What is needed: Reproduce the entries in full, with no changes.

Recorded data

— Start —

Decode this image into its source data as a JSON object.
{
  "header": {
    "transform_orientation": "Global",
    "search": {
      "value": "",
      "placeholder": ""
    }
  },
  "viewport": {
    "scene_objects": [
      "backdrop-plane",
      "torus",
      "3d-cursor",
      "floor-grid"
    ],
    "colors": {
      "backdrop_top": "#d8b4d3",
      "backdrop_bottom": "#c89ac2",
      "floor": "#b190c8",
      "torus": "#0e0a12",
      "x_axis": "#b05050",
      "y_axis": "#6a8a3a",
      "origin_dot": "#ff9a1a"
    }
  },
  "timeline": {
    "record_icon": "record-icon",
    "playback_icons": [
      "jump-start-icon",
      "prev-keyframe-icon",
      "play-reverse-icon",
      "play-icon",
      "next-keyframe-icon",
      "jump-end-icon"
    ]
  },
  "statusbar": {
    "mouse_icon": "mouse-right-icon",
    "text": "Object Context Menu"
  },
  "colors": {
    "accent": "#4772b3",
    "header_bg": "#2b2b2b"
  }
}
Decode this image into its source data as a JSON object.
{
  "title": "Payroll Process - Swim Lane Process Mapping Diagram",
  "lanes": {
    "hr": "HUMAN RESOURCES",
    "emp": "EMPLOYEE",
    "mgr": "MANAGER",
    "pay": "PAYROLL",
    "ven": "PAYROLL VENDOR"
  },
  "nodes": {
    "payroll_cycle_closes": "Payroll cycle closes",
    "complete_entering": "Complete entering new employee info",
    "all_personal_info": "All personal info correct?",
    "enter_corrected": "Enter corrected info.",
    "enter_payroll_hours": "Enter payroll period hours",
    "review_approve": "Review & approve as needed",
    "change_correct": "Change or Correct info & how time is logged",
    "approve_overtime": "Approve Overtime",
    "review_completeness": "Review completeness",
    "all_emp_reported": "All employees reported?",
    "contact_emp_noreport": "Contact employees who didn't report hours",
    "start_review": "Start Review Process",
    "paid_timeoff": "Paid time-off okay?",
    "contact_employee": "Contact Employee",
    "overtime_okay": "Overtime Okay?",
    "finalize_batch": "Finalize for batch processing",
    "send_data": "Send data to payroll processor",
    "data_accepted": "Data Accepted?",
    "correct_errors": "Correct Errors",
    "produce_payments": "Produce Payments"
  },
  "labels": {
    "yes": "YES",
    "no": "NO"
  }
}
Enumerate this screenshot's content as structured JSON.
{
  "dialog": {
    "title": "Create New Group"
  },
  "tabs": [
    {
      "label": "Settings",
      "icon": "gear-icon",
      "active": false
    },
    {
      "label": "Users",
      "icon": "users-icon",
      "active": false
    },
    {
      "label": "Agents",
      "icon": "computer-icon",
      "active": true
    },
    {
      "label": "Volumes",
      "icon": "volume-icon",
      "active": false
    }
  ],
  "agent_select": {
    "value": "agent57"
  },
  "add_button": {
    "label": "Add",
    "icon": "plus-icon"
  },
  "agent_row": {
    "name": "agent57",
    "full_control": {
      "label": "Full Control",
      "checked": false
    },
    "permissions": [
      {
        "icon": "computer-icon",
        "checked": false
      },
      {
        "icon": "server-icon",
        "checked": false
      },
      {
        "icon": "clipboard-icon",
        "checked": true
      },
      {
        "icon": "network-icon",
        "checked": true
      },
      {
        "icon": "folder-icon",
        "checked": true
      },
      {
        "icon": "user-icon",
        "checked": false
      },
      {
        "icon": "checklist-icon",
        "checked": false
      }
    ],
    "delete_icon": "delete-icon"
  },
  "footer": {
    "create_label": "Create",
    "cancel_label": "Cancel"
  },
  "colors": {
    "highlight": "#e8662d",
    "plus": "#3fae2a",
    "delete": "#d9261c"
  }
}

— End —

Answer for the task:
Decode this image into its source data as a JSON object.
{
  "header": {
    "transform_orientation": "Global",
    "search": {
      "value": "",
      "placeholder": ""
    }
  },
  "viewport": {
    "scene_objects": [
      "backdrop-plane",
      "torus",
      "3d-cursor",
      "floor-grid"
    ],
    "colors": {
      "backdrop_top": "#d8b4d3",
      "backdrop_bottom": "#c89ac2",
      "floor": "#b190c8",
      "torus": "#0e0a12",
      "x_axis": "#b05050",
      "y_axis": "#6a8a3a",
      "origin_dot": "#ff9a1a"
    }
  },
  "timeline": {
    "record_icon": "record-icon",
    "playback_icons": [
      "jump-start-icon",
      "prev-keyframe-icon",
      "play-reverse-icon",
      "play-icon",
      "next-keyframe-icon",
      "jump-end-icon"
    ]
  },
  "statusbar": {
    "mouse_icon": "mouse-right-icon",
    "text": "Object Context Menu"
  },
  "colors": {
    "accent": "#4772b3",
    "header_bg": "#2b2b2b"
  }
}
Decode this image into its source data as a JSON object.
{
  "title": "Payroll Process - Swim Lane Process Mapping Diagram",
  "lanes": {
    "hr": "HUMAN RESOURCES",
    "emp": "EMPLOYEE",
    "mgr": "MANAGER",
    "pay": "PAYROLL",
    "ven": "PAYROLL VENDOR"
  },
  "nodes": {
    "payroll_cycle_closes": "Payroll cycle closes",
    "complete_entering": "Complete entering new employee info",
    "all_personal_info": "All personal info correct?",
    "enter_corrected": "Enter corrected info.",
    "enter_payroll_hours": "Enter payroll period hours",
    "review_approve": "Review & approve as needed",
    "change_correct": "Change or Correct info & how time is logged",
    "approve_overtime": "Approve Overtime",
    "review_completeness": "Review completeness",
    "all_emp_reported": "All employees reported?",
    "contact_emp_noreport": "Contact employees who didn't report hours",
    "start_review": "Start Review Process",
    "paid_timeoff": "Paid time-off okay?",
    "contact_employee": "Contact Employee",
    "overtime_okay": "Overtime Okay?",
    "finalize_batch": "Finalize for batch processing",
    "send_data": "Send data to payroll processor",
    "data_accepted": "Data Accepted?",
    "correct_errors": "Correct Errors",
    "produce_payments": "Produce Payments"
  },
  "labels": {
    "yes": "YES",
    "no": "NO"
  }
}
Enumerate this screenshot's content as structured JSON.
{
  "dialog": {
    "title": "Create New Group"
  },
  "tabs": [
    {
      "label": "Settings",
      "icon": "gear-icon",
      "active": false
    },
    {
      "label": "Users",
      "icon": "users-icon",
      "active": false
    },
    {
      "label": "Agents",
      "icon": "computer-icon",
      "active": true
    },
    {
      "label": "Volumes",
      "icon": "volume-icon",
      "active": false
    }
  ],
  "agent_select": {
    "value": "agent57"
  },
  "add_button": {
    "label": "Add",
    "icon": "plus-icon"
  },
  "agent_row": {
    "name": "agent57",
    "full_control": {
      "label": "Full Control",
      "checked": false
    },
    "permissions": [
      {
        "icon": "computer-icon",
        "checked": false
      },
      {
        "icon": "server-icon",
        "checked": false
      },
      {
        "icon": "clipboard-icon",
        "checked": true
      },
      {
        "icon": "network-icon",
        "checked": true
      },
      {
        "icon": "folder-icon",
        "checked": true
      },
      {
        "icon": "user-icon",
        "checked": false
      },
      {
        "icon": "checklist-icon",
        "checked": false
      }
    ],
    "delete_icon": "delete-icon"
  },
  "footer": {
    "create_label": "Create",
    "cancel_label": "Cancel"
  },
  "colors": {
    "highlight": "#e8662d",
    "plus": "#3fae2a",
    "delete": "#d9261c"
  }
}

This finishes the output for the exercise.